Data records
━━━━━━━━━━━━━━━━
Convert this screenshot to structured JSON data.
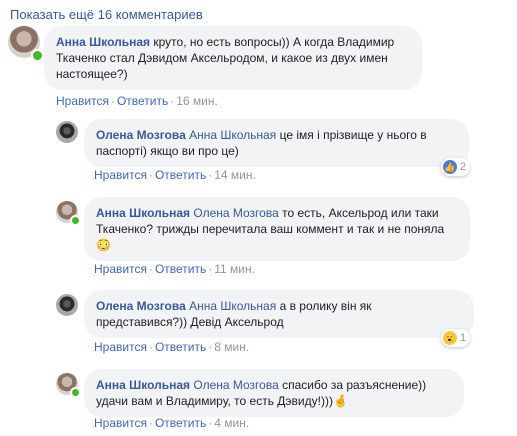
{
  "more_comments": "Показать ещё 16 комментариев",
  "comments": [
    {
      "author": "Анна Школьная",
      "mention": "",
      "text": "круто, но есть вопросы)) А когда Владимир Ткаченко стал Дэвидом Аксельродом, и какое из двух имен настоящее?)",
      "like": "Нравится",
      "reply": "Ответить",
      "time": "16 мин."
    },
    {
      "author": "Олена Мозгова",
      "mention": "Анна Школьная",
      "text": "це імя і прізвище у нього в паспорті) якщо ви про це)",
      "like": "Нравится",
      "reply": "Ответить",
      "time": "14 мин.",
      "reaction_count": "2"
    },
    {
      "author": "Анна Школьная",
      "mention": "Олена Мозгова",
      "text": "то есть, Аксельрод или таки Ткаченко? трижды перечитала ваш коммент и так и не поняла",
      "emoji": "😳",
      "like": "Нравится",
      "reply": "Ответить",
      "time": "11 мин."
    },
    {
      "author": "Олена Мозгова",
      "mention": "Анна Школьная",
      "text": "а в ролику він як представився?)) Девід Аксельрод",
      "like": "Нравится",
      "reply": "Ответить",
      "time": "8 мин.",
      "reaction_count": "1"
    },
    {
      "author": "Анна Школьная",
      "mention": "Олена Мозгова",
      "text": "спасибо за разъяснение)) удачи вам и Владимиру, то есть Дэвиду!)))",
      "emoji": "🤞",
      "like": "Нравится",
      "reply": "Ответить",
      "time": "4 мин."
    }
  ],
  "reaction_icons": {
    "like": "👍",
    "wow": "😮"
  }
}
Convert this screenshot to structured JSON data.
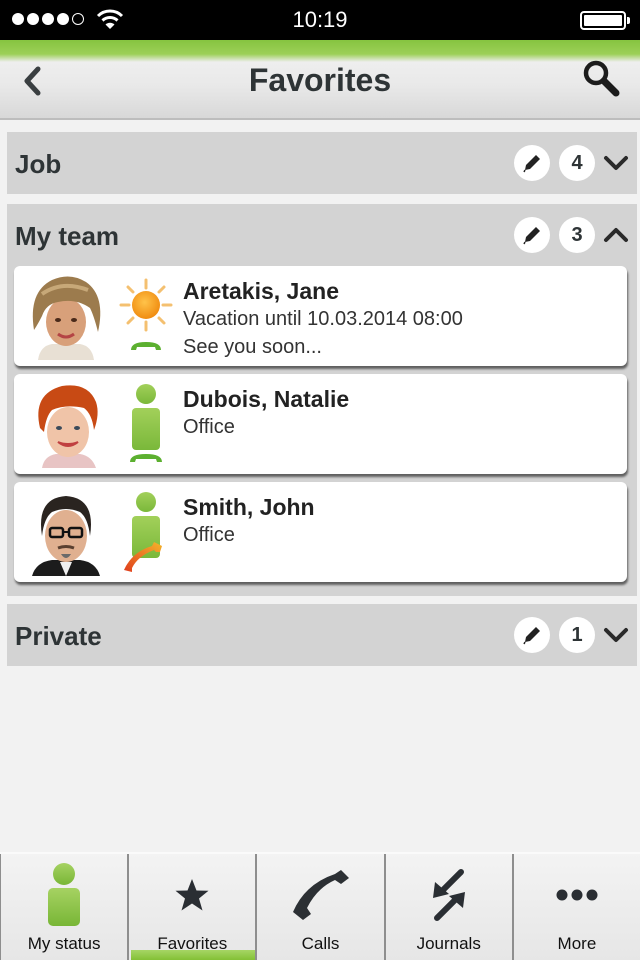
{
  "status_bar": {
    "signal_bars_filled": 4,
    "signal_bars_total": 5,
    "time": "10:19",
    "battery_level": 1.0
  },
  "header": {
    "title": "Favorites",
    "back_icon": "chevron-left-icon",
    "search_icon": "search-icon"
  },
  "colors": {
    "accent_green": "#8cc63f",
    "group_background": "#d3d3d3",
    "page_background": "#f2f2f2",
    "text_dark": "#2e3436",
    "vacation_orange": "#f7a21b",
    "call_red": "#e03c1e"
  },
  "groups": [
    {
      "title": "Job",
      "count": "4",
      "expanded": false,
      "edit_icon": "pencil-icon",
      "toggle_icon": "chevron-down-icon"
    },
    {
      "title": "My team",
      "count": "3",
      "expanded": true,
      "edit_icon": "pencil-icon",
      "toggle_icon": "chevron-up-icon",
      "contacts": [
        {
          "name": "Aretakis, Jane",
          "line1": "Vacation until 10.03.2014 08:00",
          "line2": "See you soon...",
          "presence_icon": "sun-vacation-icon",
          "phone_state": "available"
        },
        {
          "name": "Dubois, Natalie",
          "line1": "Office",
          "line2": "",
          "presence_icon": "person-available-icon",
          "phone_state": "available"
        },
        {
          "name": "Smith, John",
          "line1": "Office",
          "line2": "",
          "presence_icon": "person-available-icon",
          "phone_state": "on-call"
        }
      ]
    },
    {
      "title": "Private",
      "count": "1",
      "expanded": false,
      "edit_icon": "pencil-icon",
      "toggle_icon": "chevron-down-icon"
    }
  ],
  "tabbar": {
    "active": "Favorites",
    "tabs": [
      {
        "label": "My status",
        "icon": "person-icon"
      },
      {
        "label": "Favorites",
        "icon": "star-icon"
      },
      {
        "label": "Calls",
        "icon": "phone-icon"
      },
      {
        "label": "Journals",
        "icon": "journal-arrows-icon"
      },
      {
        "label": "More",
        "icon": "more-dots-icon"
      }
    ]
  }
}
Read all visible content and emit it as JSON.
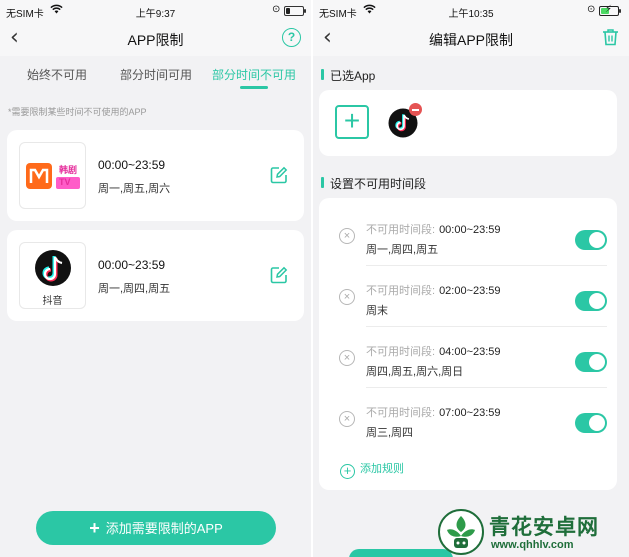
{
  "left_screen": {
    "status": {
      "carrier": "无SIM卡",
      "time": "上午9:37",
      "battery_level": 0.25
    },
    "nav": {
      "title": "APP限制",
      "help": "?"
    },
    "tabs": [
      {
        "label": "始终不可用"
      },
      {
        "label": "部分时间可用"
      },
      {
        "label": "部分时间不可用",
        "active": true
      }
    ],
    "hint": "*需要限制某些时间不可使用的APP",
    "apps": [
      {
        "icon": "mango-tv-icon",
        "icon_caption": "韩剧\nTV",
        "time": "00:00~23:59",
        "days": "周一,周五,周六"
      },
      {
        "icon": "douyin-icon",
        "name": "抖音",
        "time": "00:00~23:59",
        "days": "周一,周四,周五"
      }
    ],
    "add_button": {
      "plus": "+",
      "label": "添加需要限制的APP"
    }
  },
  "right_screen": {
    "status": {
      "carrier": "无SIM卡",
      "time": "上午10:35",
      "battery_level": 0.5,
      "charging": true
    },
    "nav": {
      "title": "编辑APP限制"
    },
    "selected_section": {
      "title": "已选App",
      "add_symbol": "+"
    },
    "rules_section": {
      "title": "设置不可用时间段"
    },
    "rule_label": "不可用时间段:",
    "rules": [
      {
        "range": "00:00~23:59",
        "days": "周一,周四,周五",
        "enabled": true
      },
      {
        "range": "02:00~23:59",
        "days": "周末",
        "enabled": true
      },
      {
        "range": "04:00~23:59",
        "days": "周四,周五,周六,周日",
        "enabled": true
      },
      {
        "range": "07:00~23:59",
        "days": "周三,周四",
        "enabled": true
      }
    ],
    "add_rule": {
      "symbol": "+",
      "label": "添加规则"
    }
  },
  "watermark": {
    "title": "青花安卓网",
    "url": "www.qhhlv.com"
  },
  "colors": {
    "accent": "#2bc7a5",
    "danger": "#e55353",
    "background": "#f2f2f4",
    "card": "#ffffff"
  }
}
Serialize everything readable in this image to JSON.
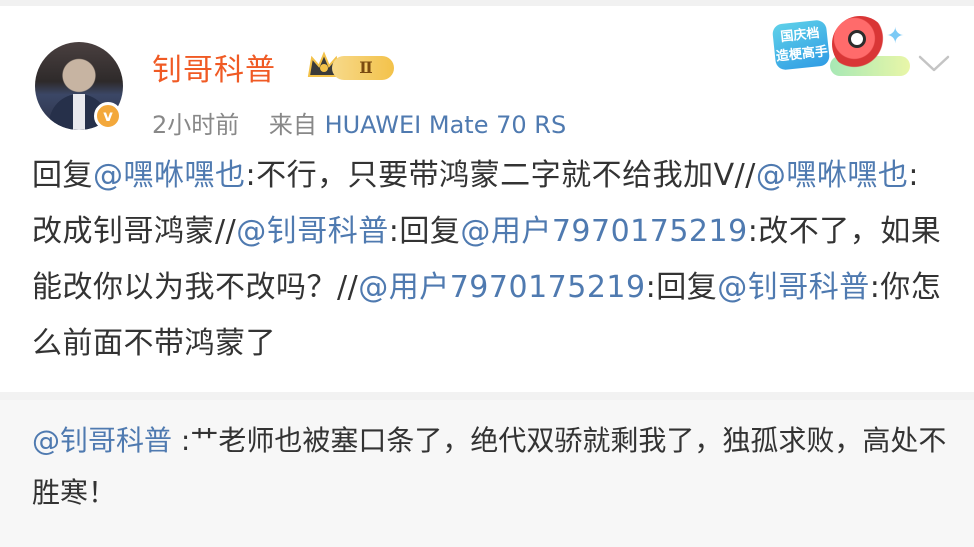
{
  "post": {
    "author": "钊哥科普",
    "rank_badge": "Ⅱ",
    "verify_mark": "v",
    "time": "2小时前",
    "source_prefix": "来自",
    "device": "HUAWEI Mate 70 RS",
    "campaign_badge": "国庆档 造梗高手",
    "body": [
      {
        "type": "text",
        "text": "回复"
      },
      {
        "type": "mention",
        "text": "@嘿咻嘿也"
      },
      {
        "type": "text",
        "text": ":不行，只要带鸿蒙二字就不给我加V//"
      },
      {
        "type": "mention",
        "text": "@嘿咻嘿也"
      },
      {
        "type": "text",
        "text": ":改成钊哥鸿蒙//"
      },
      {
        "type": "mention",
        "text": "@钊哥科普"
      },
      {
        "type": "text",
        "text": ":回复"
      },
      {
        "type": "mention",
        "text": "@用户7970175219"
      },
      {
        "type": "text",
        "text": ":改不了，如果能改你以为我不改吗？//"
      },
      {
        "type": "mention",
        "text": "@用户7970175219"
      },
      {
        "type": "text",
        "text": ":回复"
      },
      {
        "type": "mention",
        "text": "@钊哥科普"
      },
      {
        "type": "text",
        "text": ":你怎么前面不带鸿蒙了"
      }
    ]
  },
  "repost": {
    "author": "@钊哥科普",
    "text": ":艹老师也被塞口条了，绝代双骄就剩我了，独孤求败，高处不胜寒！"
  },
  "colors": {
    "author_name": "#f05a24",
    "mention_link": "#4f7ab0",
    "meta_text": "#888888",
    "body_text": "#333333",
    "repost_background": "#f7f7f7"
  },
  "icons": {
    "crown": "crown-icon",
    "verified": "verified-v-icon",
    "chevron": "chevron-down-icon"
  }
}
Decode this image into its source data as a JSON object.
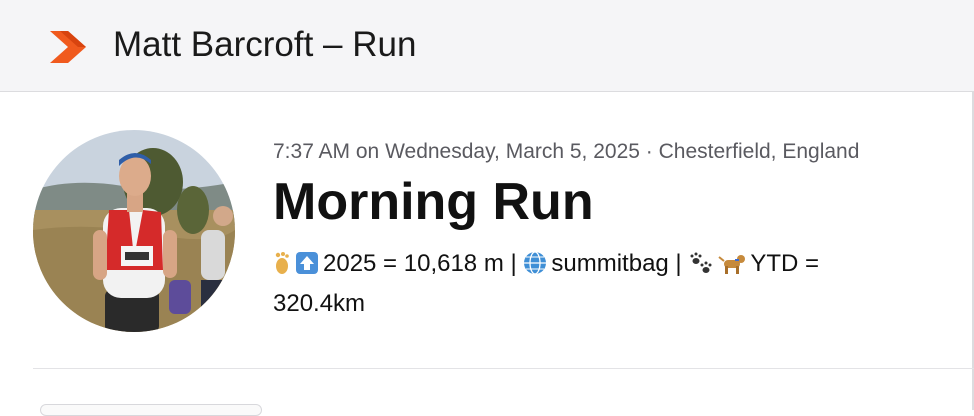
{
  "header": {
    "title": "Matt Barcroft – Run",
    "logo_icon": "strava-chevron-icon",
    "brand_color": "#fc4c02"
  },
  "activity": {
    "meta": "7:37 AM on Wednesday, March 5, 2025 · Chesterfield, England",
    "title": "Morning Run",
    "description_line1": "2025 = 10,618 m | ",
    "description_site": "summitbag | ",
    "description_ytd": "YTD =",
    "description_line2": "320.4km",
    "emoji_icons": [
      "footprint-icon",
      "up-arrow-icon",
      "globe-icon",
      "paw-prints-icon",
      "dog-icon"
    ]
  }
}
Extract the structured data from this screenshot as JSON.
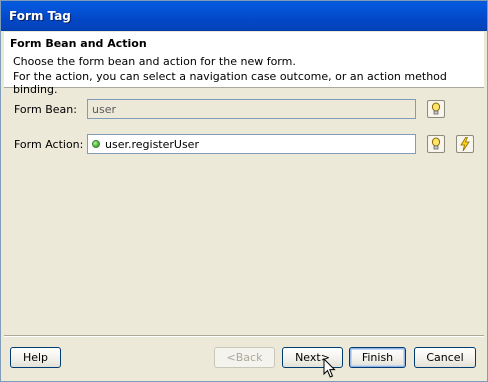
{
  "window": {
    "title": "Form Tag"
  },
  "header": {
    "title": "Form Bean and Action",
    "description_line1": "Choose the form bean and action for the new form.",
    "description_line2": "For the action, you can select a navigation case outcome, or an action method binding."
  },
  "form": {
    "bean_label": "Form Bean:",
    "bean_value": "user",
    "action_label": "Form Action:",
    "action_value": "user.registerUser"
  },
  "icons": {
    "bean_browse": "lightbulb-icon",
    "action_browse": "lightbulb-icon",
    "action_method": "lightning-icon"
  },
  "buttons": {
    "help": "Help",
    "back": "<Back",
    "next": "Next>",
    "finish": "Finish",
    "cancel": "Cancel"
  },
  "colors": {
    "title_bar": "#0458dd",
    "dialog_bg": "#ece9d8",
    "status_ok": "#4fb43a"
  }
}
━━━━━━━━━━━━━━━━
Your instructions. Pull every line containing the word "time" out of the entries above.

Result of the exercise.
      "time": "16 мин."
      "time": "14 мин.",
      "time": "11 мин."
      "time": "8 мин.",
      "time": "4 мин."
    "time": "10:19",
      "time": "上午9:37",
        "time": "00:00~23:59",
        "time": "00:00~23:59",
      "time": "上午10:35",
    "time": "2小时前",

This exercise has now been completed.